Records contained in a dataset
=-=-=-=-=

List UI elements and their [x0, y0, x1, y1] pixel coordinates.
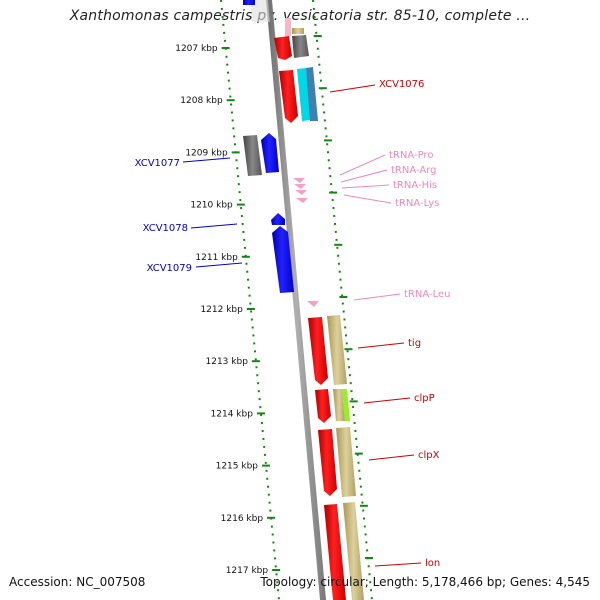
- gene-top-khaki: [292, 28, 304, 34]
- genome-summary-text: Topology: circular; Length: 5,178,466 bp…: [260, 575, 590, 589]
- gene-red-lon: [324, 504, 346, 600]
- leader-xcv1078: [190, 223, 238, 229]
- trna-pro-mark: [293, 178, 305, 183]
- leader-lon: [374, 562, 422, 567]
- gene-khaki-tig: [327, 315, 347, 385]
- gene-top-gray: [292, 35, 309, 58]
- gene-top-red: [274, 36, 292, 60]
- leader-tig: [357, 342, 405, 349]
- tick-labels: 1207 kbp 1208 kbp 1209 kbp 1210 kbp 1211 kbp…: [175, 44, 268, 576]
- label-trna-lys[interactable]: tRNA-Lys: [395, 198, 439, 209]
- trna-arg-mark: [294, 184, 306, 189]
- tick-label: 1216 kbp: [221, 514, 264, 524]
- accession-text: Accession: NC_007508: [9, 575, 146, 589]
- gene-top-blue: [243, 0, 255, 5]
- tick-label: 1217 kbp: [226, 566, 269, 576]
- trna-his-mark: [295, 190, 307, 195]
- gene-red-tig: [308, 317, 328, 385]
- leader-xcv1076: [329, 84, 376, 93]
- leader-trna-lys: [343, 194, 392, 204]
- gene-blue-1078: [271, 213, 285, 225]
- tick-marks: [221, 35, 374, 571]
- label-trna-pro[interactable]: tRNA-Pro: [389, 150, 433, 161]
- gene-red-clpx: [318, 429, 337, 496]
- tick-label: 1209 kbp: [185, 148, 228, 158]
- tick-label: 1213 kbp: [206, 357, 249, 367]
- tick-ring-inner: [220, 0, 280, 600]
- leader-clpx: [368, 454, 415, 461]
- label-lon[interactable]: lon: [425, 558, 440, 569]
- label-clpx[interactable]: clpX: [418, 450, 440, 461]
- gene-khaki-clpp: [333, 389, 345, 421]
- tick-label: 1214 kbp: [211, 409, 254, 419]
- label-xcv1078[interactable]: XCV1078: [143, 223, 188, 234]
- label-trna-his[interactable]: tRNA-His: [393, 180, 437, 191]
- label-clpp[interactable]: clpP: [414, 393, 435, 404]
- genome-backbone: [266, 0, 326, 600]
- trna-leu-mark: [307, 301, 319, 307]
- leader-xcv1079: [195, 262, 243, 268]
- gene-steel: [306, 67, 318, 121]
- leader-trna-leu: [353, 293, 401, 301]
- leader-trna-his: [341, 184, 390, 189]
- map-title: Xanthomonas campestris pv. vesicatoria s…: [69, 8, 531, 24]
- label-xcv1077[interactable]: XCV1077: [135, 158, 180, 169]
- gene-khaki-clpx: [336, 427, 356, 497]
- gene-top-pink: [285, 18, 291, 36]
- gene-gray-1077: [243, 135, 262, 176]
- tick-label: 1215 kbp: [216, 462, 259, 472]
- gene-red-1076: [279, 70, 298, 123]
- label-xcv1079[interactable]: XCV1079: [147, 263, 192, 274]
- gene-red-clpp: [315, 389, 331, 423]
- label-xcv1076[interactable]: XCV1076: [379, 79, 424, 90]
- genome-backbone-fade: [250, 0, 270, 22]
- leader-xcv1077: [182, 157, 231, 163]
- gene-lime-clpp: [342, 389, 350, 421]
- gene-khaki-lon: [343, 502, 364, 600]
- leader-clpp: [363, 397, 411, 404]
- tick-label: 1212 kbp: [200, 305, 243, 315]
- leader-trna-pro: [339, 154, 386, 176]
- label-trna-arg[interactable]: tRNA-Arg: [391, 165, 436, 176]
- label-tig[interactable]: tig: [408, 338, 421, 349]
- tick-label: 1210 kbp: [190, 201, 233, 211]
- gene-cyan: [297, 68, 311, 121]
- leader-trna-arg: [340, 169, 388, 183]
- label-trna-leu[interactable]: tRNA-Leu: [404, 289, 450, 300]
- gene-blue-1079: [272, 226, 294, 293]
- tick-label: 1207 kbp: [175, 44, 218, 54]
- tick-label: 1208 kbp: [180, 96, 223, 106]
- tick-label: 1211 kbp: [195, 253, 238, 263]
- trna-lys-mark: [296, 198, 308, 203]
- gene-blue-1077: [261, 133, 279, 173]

=-=-=-=-=

■ **WHAT IS REQUIRED**:
Where a line above holds the word "gray", copy it.

■ **SOLUTION TO THE PROBLEM**:
- gene-top-gray: [292, 35, 309, 58]
- gene-gray-1077: [243, 135, 262, 176]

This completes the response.